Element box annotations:

────────────────

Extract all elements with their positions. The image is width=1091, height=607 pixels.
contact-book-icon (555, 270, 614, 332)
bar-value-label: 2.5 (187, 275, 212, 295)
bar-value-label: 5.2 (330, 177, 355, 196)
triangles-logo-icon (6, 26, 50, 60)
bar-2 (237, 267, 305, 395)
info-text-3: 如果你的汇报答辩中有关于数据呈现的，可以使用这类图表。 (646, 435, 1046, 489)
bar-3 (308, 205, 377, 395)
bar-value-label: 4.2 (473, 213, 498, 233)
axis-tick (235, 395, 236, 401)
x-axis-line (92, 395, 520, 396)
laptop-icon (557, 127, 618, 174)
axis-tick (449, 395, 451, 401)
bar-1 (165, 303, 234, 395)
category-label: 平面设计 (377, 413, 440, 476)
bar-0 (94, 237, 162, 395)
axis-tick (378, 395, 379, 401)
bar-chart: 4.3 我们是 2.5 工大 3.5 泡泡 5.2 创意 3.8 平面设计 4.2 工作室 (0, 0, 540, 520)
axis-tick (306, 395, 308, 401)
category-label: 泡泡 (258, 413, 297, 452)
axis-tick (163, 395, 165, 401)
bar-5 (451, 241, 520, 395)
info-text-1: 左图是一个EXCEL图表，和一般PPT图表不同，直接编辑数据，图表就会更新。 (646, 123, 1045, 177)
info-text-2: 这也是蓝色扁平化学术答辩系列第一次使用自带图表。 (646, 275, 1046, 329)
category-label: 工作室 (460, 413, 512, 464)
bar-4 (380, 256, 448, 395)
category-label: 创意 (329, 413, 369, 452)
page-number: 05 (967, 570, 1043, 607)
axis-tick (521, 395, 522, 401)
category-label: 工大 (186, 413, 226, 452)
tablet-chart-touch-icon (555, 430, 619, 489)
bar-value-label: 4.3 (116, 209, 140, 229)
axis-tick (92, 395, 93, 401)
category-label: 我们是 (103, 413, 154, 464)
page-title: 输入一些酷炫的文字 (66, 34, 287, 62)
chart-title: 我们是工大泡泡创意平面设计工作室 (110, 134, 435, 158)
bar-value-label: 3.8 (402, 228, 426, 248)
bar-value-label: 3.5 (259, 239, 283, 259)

────────────────

▶ **TASK DIRECTIONS**: Convert the lines of the material above into a JSON list of strings, one string per line, leaving out blank lines.

▶ **FULL SOLUTION**:
[
  "Extract all elements with their positions. The image is width=1091, height=607 pixels.",
  "contact-book-icon (555, 270, 614, 332)",
  "bar-value-label: 2.5 (187, 275, 212, 295)",
  "bar-value-label: 5.2 (330, 177, 355, 196)",
  "triangles-logo-icon (6, 26, 50, 60)",
  "bar-2 (237, 267, 305, 395)",
  "info-text-3: 如果你的汇报答辩中有关于数据呈现的，可以使用这类图表。 (646, 435, 1046, 489)",
  "bar-3 (308, 205, 377, 395)",
  "bar-value-label: 4.2 (473, 213, 498, 233)",
  "axis-tick (235, 395, 236, 401)",
  "x-axis-line (92, 395, 520, 396)",
  "laptop-icon (557, 127, 618, 174)",
  "axis-tick (449, 395, 451, 401)",
  "bar-1 (165, 303, 234, 395)",
  "category-label: 平面设计 (377, 413, 440, 476)",
  "bar-0 (94, 237, 162, 395)",
  "axis-tick (378, 395, 379, 401)",
  "bar-chart: 4.3 我们是 2.5 工大 3.5 泡泡 5.2 创意 3.8 平面设计 4.2 工作室 (0, 0, 540, 520)",
  "axis-tick (306, 395, 308, 401)",
  "category-label: 泡泡 (258, 413, 297, 452)",
  "axis-tick (163, 395, 165, 401)",
  "bar-5 (451, 241, 520, 395)",
  "info-text-1: 左图是一个EXCEL图表，和一般PPT图表不同，直接编辑数据，图表就会更新。 (646, 123, 1045, 177)",
  "info-text-2: 这也是蓝色扁平化学术答辩系列第一次使用自带图表。 (646, 275, 1046, 329)",
  "category-label: 工作室 (460, 413, 512, 464)",
  "bar-4 (380, 256, 448, 395)",
  "category-label: 创意 (329, 413, 369, 452)",
  "page-number: 05 (967, 570, 1043, 607)",
  "axis-tick (521, 395, 522, 401)",
  "category-label: 工大 (186, 413, 226, 452)",
  "tablet-chart-touch-icon (555, 430, 619, 489)",
  "bar-value-label: 4.3 (116, 209, 140, 229)",
  "axis-tick (92, 395, 93, 401)",
  "category-label: 我们是 (103, 413, 154, 464)",
  "page-title: 输入一些酷炫的文字 (66, 34, 287, 62)",
  "chart-title: 我们是工大泡泡创意平面设计工作室 (110, 134, 435, 158)",
  "bar-value-label: 3.8 (402, 228, 426, 248)",
  "bar-value-label: 3.5 (259, 239, 283, 259)"
]